The problem: Look through the data below and return each line where "image" appears.

Stored entries
● ● ●
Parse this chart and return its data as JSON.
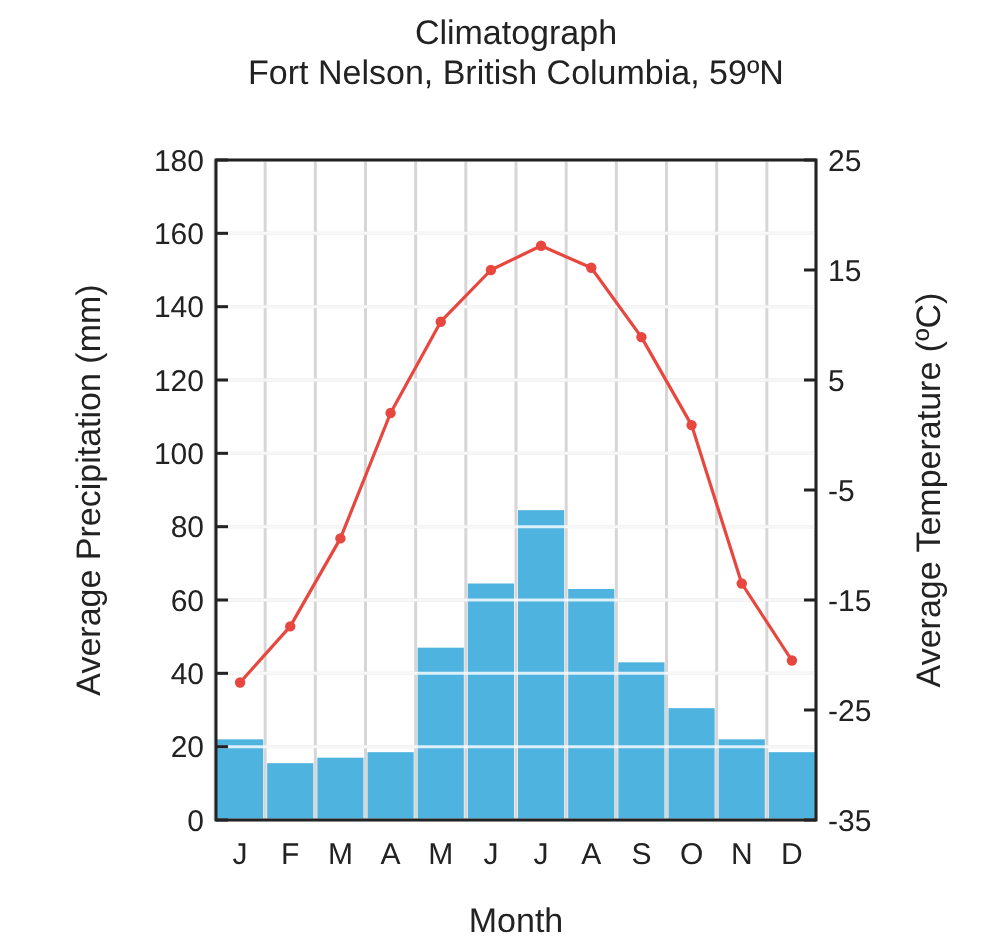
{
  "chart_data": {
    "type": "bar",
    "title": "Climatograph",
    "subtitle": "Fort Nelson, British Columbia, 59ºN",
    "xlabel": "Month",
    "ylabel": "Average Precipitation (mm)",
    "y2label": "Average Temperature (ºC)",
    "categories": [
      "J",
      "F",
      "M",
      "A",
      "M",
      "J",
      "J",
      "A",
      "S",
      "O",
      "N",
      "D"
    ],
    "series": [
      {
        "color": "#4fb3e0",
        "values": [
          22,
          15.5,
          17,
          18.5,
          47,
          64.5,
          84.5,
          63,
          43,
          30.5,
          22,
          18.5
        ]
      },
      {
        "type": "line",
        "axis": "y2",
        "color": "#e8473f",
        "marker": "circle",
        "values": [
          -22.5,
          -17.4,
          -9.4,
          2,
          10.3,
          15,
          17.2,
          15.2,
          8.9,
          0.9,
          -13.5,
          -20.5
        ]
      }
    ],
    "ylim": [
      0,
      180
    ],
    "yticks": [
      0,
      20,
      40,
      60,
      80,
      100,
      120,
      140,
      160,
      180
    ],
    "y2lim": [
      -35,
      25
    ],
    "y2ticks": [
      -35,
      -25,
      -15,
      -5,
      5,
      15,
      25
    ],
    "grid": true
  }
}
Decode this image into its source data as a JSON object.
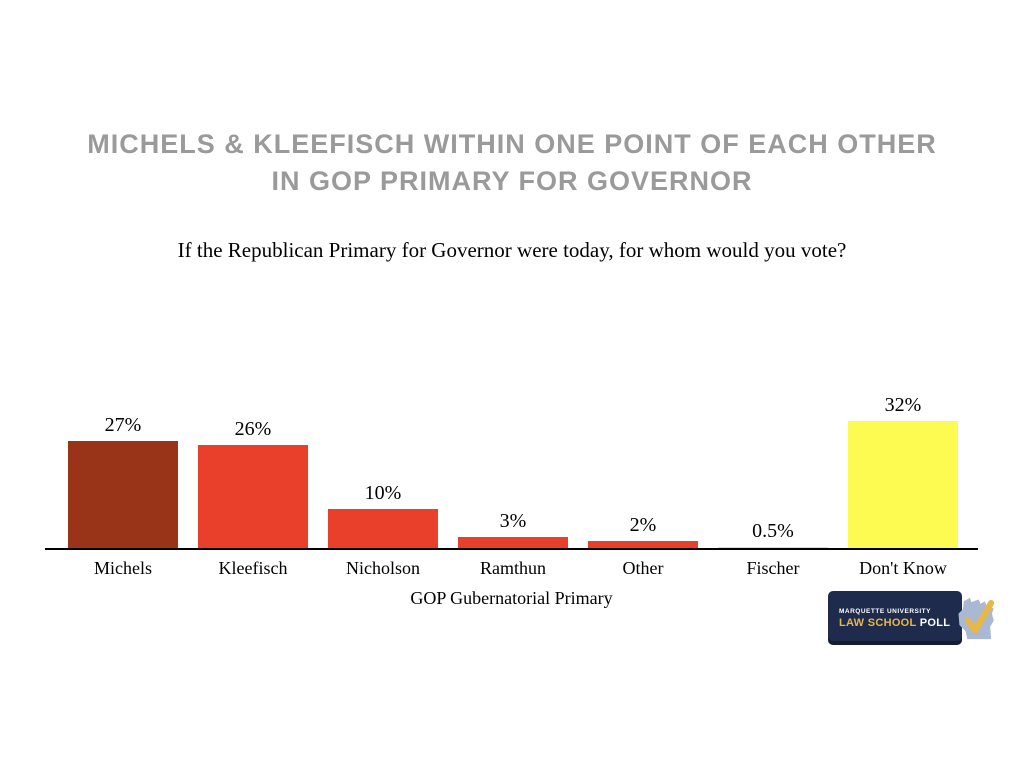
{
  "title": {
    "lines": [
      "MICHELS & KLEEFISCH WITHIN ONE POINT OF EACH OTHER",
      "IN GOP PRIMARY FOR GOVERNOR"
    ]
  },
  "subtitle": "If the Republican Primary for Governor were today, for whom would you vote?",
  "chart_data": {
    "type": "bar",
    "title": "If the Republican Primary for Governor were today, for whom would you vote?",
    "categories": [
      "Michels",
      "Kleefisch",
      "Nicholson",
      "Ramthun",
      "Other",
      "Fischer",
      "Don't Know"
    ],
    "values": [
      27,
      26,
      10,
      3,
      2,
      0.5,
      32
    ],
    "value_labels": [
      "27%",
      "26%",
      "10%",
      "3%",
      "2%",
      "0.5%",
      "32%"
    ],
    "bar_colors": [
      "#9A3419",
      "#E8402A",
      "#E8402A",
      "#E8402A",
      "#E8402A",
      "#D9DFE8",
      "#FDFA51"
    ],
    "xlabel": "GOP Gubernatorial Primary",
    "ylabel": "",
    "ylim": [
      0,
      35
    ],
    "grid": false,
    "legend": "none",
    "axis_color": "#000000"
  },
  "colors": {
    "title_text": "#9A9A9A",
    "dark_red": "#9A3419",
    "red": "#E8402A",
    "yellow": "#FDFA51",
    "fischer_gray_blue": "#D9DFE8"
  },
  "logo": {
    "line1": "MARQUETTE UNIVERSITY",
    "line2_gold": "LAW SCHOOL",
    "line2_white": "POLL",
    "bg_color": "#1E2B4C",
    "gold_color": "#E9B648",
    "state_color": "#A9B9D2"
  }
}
● ● ●
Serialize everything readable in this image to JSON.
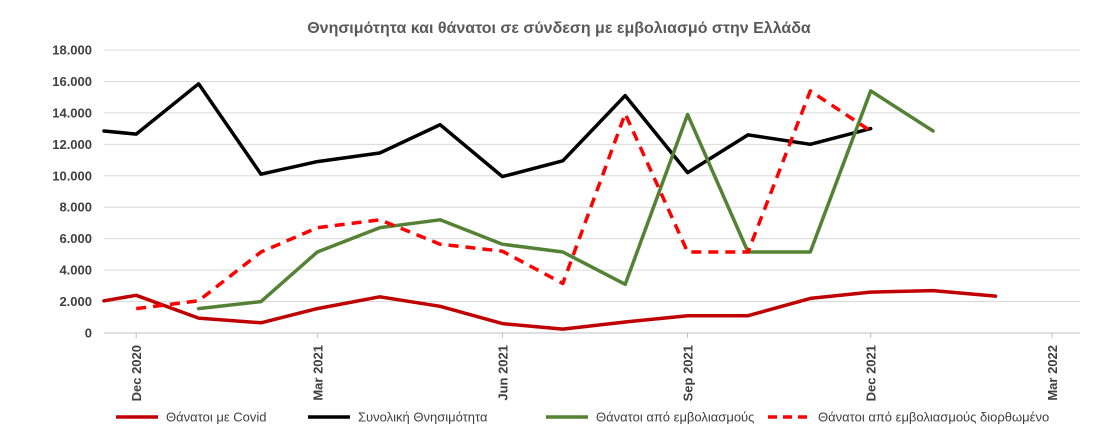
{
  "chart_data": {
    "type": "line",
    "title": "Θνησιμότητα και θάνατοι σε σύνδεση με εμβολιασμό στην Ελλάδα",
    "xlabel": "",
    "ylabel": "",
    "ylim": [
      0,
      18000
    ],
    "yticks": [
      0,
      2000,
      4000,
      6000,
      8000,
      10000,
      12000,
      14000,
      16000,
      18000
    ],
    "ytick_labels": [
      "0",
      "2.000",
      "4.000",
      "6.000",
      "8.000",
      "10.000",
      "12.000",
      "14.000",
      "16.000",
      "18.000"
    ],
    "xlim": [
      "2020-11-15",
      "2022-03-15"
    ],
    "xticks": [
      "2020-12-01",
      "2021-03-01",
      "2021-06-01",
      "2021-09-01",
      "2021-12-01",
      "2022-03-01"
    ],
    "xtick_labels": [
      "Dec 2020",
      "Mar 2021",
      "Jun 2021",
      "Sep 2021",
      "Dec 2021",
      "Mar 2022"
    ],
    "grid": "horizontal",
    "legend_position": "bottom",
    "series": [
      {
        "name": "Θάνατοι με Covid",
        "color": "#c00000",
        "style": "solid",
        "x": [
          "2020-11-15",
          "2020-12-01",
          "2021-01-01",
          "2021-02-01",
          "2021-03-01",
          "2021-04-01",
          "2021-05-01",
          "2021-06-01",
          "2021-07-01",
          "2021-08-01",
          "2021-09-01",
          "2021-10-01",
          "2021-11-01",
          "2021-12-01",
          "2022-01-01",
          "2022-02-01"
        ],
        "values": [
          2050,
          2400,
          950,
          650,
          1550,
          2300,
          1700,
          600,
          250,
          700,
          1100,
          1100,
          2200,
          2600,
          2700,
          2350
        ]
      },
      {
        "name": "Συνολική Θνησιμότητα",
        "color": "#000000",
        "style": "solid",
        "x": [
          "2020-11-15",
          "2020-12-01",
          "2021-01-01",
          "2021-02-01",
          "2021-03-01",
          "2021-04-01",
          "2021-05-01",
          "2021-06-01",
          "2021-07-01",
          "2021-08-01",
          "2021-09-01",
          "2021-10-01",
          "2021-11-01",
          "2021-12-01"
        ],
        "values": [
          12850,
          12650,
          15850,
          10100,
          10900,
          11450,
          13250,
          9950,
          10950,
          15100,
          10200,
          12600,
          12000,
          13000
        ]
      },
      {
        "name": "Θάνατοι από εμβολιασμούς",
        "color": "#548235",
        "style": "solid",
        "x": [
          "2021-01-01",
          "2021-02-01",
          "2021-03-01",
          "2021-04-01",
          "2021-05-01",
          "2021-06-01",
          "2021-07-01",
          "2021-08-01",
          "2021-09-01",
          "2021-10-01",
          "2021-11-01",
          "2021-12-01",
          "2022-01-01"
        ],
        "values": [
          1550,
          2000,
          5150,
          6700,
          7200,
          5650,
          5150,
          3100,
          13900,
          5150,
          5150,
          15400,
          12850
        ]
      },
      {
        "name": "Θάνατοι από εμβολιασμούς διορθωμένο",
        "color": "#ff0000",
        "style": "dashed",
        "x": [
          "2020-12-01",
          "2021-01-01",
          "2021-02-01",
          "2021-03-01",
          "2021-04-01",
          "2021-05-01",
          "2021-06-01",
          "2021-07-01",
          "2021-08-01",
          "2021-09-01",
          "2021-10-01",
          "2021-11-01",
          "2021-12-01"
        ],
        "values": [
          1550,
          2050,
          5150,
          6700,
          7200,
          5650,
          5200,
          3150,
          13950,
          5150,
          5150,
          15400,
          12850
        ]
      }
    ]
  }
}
● ● ●
Result below:
Decode this image into its source data as a JSON object.
Serialize everything readable in this image to JSON.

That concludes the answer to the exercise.